Extracted data entries
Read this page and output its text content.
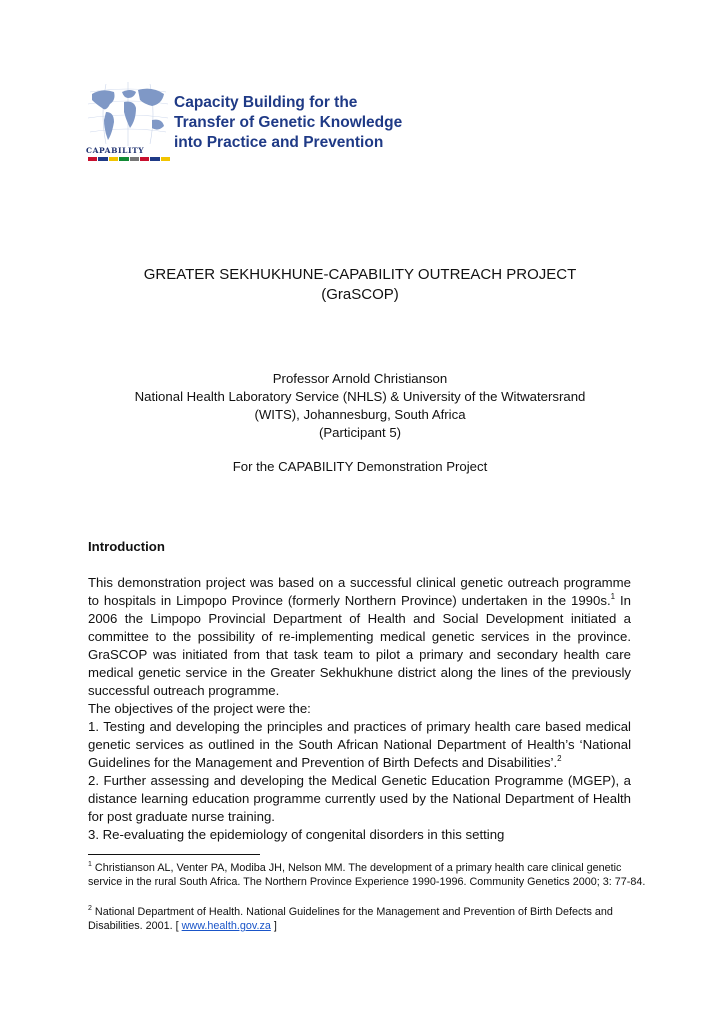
CAPABILITY
Capacity Building for the
Transfer of Genetic Knowledge
into Practice and Prevention
GREATER SEKHUKHUNE-CAPABILITY OUTREACH PROJECT
(GraSCOP)
Professor Arnold Christianson
National Health Laboratory Service (NHLS) & University of the Witwatersrand
(WITS), Johannesburg, South Africa
(Participant 5)
For the CAPABILITY Demonstration Project
Introduction

This demonstration project was based on a successful clinical genetic outreach programme to hospitals in Limpopo Province (formerly Northern Province) undertaken in the 1990s.$^1$ In 2006 the Limpopo Provincial Department of Health and Social Development initiated a committee to the possibility of re-implementing medical genetic services in the province. GraSCOP was initiated from that task team to pilot a primary and secondary health care medical genetic service in the Greater Sekhukhune district along the lines of the previously successful outreach programme.

The objectives of the project were the:

1. Testing and developing the principles and practices of primary health care based medical genetic services as outlined in the South African National Department of Health’s ‘National Guidelines for the Management and Prevention of Birth Defects and Disabilities’.$^2$

2. Further assessing and developing the Medical Genetic Education Programme (MGEP), a distance learning education programme currently used by the National Department of Health for post graduate nurse training.

3. Re-evaluating the epidemiology of congenital disorders in this setting

$^1$ Christianson AL, Venter PA, Modiba JH, Nelson MM. The development of a primary health care clinical genetic service in the rural South Africa. The Northern Province Experience 1990-1996. Community Genetics 2000; 3: 77-84.
$^2$ National Department of Health. National Guidelines for the Management and Prevention of Birth Defects and Disabilities. 2001. [ www.health.gov.za ]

### Exercise requirements:
Copy all lines from the material that contain "GraSCOP".

### Answer to this task:
(GraSCOP)
This demonstration project was based on a successful clinical genetic outreach programme to hospitals in Limpopo Province (formerly Northern Province) undertaken in the 1990s.$^1$ In 2006 the Limpopo Provincial Department of Health and Social Development initiated a committee to the possibility of re-implementing medical genetic services in the province. GraSCOP was initiated from that task team to pilot a primary and secondary health care medical genetic service in the Greater Sekhukhune district along the lines of the previously successful outreach programme.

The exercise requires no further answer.